- [SHORT TASK]
Return all lines where the word "name" can be found.

Saved data entries
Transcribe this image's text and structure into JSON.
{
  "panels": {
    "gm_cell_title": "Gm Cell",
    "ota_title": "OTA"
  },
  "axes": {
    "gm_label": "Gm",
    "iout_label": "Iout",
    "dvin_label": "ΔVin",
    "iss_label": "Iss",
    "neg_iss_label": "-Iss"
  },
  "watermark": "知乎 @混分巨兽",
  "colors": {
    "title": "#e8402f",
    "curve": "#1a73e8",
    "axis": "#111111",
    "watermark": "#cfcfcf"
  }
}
* * *
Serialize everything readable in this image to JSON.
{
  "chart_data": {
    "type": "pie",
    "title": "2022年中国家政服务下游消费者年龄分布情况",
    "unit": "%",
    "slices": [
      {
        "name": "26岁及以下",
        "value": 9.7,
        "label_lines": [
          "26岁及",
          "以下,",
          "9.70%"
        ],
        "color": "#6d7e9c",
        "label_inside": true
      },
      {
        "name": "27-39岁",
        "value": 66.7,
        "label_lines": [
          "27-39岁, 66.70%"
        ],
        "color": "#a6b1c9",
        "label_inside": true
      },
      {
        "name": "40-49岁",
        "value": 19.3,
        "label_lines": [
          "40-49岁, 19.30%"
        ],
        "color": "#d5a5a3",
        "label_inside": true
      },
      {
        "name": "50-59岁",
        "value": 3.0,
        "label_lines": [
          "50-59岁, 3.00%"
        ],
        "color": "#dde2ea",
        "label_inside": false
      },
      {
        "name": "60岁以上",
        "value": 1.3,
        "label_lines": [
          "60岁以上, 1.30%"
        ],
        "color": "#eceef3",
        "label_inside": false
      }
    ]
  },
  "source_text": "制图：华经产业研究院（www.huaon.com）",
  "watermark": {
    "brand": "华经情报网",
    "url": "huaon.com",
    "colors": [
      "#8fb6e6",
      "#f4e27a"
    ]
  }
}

- [TASK OUTPUT]
        "name": "26岁及以下",
        "name": "27-39岁",
        "name": "40-49岁",
        "name": "50-59岁",
        "name": "60岁以上",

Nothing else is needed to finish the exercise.